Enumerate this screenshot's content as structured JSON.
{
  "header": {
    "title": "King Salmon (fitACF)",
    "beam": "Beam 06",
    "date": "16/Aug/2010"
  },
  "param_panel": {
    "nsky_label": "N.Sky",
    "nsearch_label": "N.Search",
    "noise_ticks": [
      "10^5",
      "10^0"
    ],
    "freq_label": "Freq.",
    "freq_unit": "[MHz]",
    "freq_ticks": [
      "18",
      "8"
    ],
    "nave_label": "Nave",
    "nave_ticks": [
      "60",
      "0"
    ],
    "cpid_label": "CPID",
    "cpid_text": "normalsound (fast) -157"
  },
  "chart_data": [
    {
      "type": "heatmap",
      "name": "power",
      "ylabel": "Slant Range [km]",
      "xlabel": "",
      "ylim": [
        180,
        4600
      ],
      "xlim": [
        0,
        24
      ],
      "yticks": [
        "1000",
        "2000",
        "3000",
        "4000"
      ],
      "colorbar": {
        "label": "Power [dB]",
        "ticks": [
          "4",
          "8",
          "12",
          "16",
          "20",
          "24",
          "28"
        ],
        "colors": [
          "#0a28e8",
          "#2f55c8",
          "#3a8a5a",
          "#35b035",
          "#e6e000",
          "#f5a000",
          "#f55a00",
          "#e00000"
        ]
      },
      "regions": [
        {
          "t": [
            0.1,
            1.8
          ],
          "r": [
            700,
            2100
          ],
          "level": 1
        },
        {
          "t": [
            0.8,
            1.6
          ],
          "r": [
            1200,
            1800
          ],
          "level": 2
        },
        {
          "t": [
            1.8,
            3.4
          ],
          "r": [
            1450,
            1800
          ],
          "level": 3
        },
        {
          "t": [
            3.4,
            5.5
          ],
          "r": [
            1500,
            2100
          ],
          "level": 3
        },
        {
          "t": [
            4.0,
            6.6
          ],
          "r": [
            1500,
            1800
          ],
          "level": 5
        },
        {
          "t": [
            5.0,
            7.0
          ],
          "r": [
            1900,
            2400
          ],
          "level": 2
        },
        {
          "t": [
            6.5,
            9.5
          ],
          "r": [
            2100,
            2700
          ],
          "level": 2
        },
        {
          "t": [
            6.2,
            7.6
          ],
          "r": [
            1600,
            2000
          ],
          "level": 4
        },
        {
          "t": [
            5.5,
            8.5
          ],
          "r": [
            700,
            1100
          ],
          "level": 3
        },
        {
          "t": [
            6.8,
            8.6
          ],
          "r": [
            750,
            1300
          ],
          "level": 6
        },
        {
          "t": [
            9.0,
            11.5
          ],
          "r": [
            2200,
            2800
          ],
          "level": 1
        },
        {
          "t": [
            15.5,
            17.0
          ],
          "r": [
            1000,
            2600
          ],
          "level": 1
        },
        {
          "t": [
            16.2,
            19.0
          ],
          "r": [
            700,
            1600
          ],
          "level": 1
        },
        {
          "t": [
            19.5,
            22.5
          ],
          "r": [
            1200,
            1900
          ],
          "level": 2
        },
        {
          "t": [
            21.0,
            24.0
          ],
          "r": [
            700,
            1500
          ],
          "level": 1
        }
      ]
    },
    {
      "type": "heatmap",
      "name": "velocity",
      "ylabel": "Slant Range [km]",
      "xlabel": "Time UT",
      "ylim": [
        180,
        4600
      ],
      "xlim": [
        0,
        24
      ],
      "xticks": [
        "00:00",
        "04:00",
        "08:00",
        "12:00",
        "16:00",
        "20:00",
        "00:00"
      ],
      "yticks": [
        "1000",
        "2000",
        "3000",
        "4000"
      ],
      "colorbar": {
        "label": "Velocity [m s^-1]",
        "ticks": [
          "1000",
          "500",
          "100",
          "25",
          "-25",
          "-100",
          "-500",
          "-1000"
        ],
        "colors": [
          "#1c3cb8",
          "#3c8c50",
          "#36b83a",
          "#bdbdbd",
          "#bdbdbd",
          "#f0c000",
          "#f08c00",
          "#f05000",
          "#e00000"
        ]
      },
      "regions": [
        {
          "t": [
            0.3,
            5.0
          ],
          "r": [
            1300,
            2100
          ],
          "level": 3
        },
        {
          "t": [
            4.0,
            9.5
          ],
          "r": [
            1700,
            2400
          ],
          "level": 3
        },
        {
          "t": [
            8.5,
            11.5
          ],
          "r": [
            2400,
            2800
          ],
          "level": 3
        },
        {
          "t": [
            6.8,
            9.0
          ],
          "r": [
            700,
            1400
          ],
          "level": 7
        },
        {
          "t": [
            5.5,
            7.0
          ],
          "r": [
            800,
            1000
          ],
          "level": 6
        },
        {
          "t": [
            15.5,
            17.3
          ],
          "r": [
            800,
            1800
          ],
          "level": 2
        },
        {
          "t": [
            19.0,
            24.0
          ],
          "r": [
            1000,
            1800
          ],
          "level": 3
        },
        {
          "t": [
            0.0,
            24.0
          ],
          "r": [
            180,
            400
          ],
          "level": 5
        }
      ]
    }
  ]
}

*Given instruction*:
Retype the records that precede this task, keeping them exactly the same.

*Finished exercise*:
Enumerate this screenshot's content as structured JSON.
{
  "header": {
    "title": "King Salmon (fitACF)",
    "beam": "Beam 06",
    "date": "16/Aug/2010"
  },
  "param_panel": {
    "nsky_label": "N.Sky",
    "nsearch_label": "N.Search",
    "noise_ticks": [
      "10^5",
      "10^0"
    ],
    "freq_label": "Freq.",
    "freq_unit": "[MHz]",
    "freq_ticks": [
      "18",
      "8"
    ],
    "nave_label": "Nave",
    "nave_ticks": [
      "60",
      "0"
    ],
    "cpid_label": "CPID",
    "cpid_text": "normalsound (fast) -157"
  },
  "chart_data": [
    {
      "type": "heatmap",
      "name": "power",
      "ylabel": "Slant Range [km]",
      "xlabel": "",
      "ylim": [
        180,
        4600
      ],
      "xlim": [
        0,
        24
      ],
      "yticks": [
        "1000",
        "2000",
        "3000",
        "4000"
      ],
      "colorbar": {
        "label": "Power [dB]",
        "ticks": [
          "4",
          "8",
          "12",
          "16",
          "20",
          "24",
          "28"
        ],
        "colors": [
          "#0a28e8",
          "#2f55c8",
          "#3a8a5a",
          "#35b035",
          "#e6e000",
          "#f5a000",
          "#f55a00",
          "#e00000"
        ]
      },
      "regions": [
        {
          "t": [
            0.1,
            1.8
          ],
          "r": [
            700,
            2100
          ],
          "level": 1
        },
        {
          "t": [
            0.8,
            1.6
          ],
          "r": [
            1200,
            1800
          ],
          "level": 2
        },
        {
          "t": [
            1.8,
            3.4
          ],
          "r": [
            1450,
            1800
          ],
          "level": 3
        },
        {
          "t": [
            3.4,
            5.5
          ],
          "r": [
            1500,
            2100
          ],
          "level": 3
        },
        {
          "t": [
            4.0,
            6.6
          ],
          "r": [
            1500,
            1800
          ],
          "level": 5
        },
        {
          "t": [
            5.0,
            7.0
          ],
          "r": [
            1900,
            2400
          ],
          "level": 2
        },
        {
          "t": [
            6.5,
            9.5
          ],
          "r": [
            2100,
            2700
          ],
          "level": 2
        },
        {
          "t": [
            6.2,
            7.6
          ],
          "r": [
            1600,
            2000
          ],
          "level": 4
        },
        {
          "t": [
            5.5,
            8.5
          ],
          "r": [
            700,
            1100
          ],
          "level": 3
        },
        {
          "t": [
            6.8,
            8.6
          ],
          "r": [
            750,
            1300
          ],
          "level": 6
        },
        {
          "t": [
            9.0,
            11.5
          ],
          "r": [
            2200,
            2800
          ],
          "level": 1
        },
        {
          "t": [
            15.5,
            17.0
          ],
          "r": [
            1000,
            2600
          ],
          "level": 1
        },
        {
          "t": [
            16.2,
            19.0
          ],
          "r": [
            700,
            1600
          ],
          "level": 1
        },
        {
          "t": [
            19.5,
            22.5
          ],
          "r": [
            1200,
            1900
          ],
          "level": 2
        },
        {
          "t": [
            21.0,
            24.0
          ],
          "r": [
            700,
            1500
          ],
          "level": 1
        }
      ]
    },
    {
      "type": "heatmap",
      "name": "velocity",
      "ylabel": "Slant Range [km]",
      "xlabel": "Time UT",
      "ylim": [
        180,
        4600
      ],
      "xlim": [
        0,
        24
      ],
      "xticks": [
        "00:00",
        "04:00",
        "08:00",
        "12:00",
        "16:00",
        "20:00",
        "00:00"
      ],
      "yticks": [
        "1000",
        "2000",
        "3000",
        "4000"
      ],
      "colorbar": {
        "label": "Velocity [m s^-1]",
        "ticks": [
          "1000",
          "500",
          "100",
          "25",
          "-25",
          "-100",
          "-500",
          "-1000"
        ],
        "colors": [
          "#1c3cb8",
          "#3c8c50",
          "#36b83a",
          "#bdbdbd",
          "#bdbdbd",
          "#f0c000",
          "#f08c00",
          "#f05000",
          "#e00000"
        ]
      },
      "regions": [
        {
          "t": [
            0.3,
            5.0
          ],
          "r": [
            1300,
            2100
          ],
          "level": 3
        },
        {
          "t": [
            4.0,
            9.5
          ],
          "r": [
            1700,
            2400
          ],
          "level": 3
        },
        {
          "t": [
            8.5,
            11.5
          ],
          "r": [
            2400,
            2800
          ],
          "level": 3
        },
        {
          "t": [
            6.8,
            9.0
          ],
          "r": [
            700,
            1400
          ],
          "level": 7
        },
        {
          "t": [
            5.5,
            7.0
          ],
          "r": [
            800,
            1000
          ],
          "level": 6
        },
        {
          "t": [
            15.5,
            17.3
          ],
          "r": [
            800,
            1800
          ],
          "level": 2
        },
        {
          "t": [
            19.0,
            24.0
          ],
          "r": [
            1000,
            1800
          ],
          "level": 3
        },
        {
          "t": [
            0.0,
            24.0
          ],
          "r": [
            180,
            400
          ],
          "level": 5
        }
      ]
    }
  ]
}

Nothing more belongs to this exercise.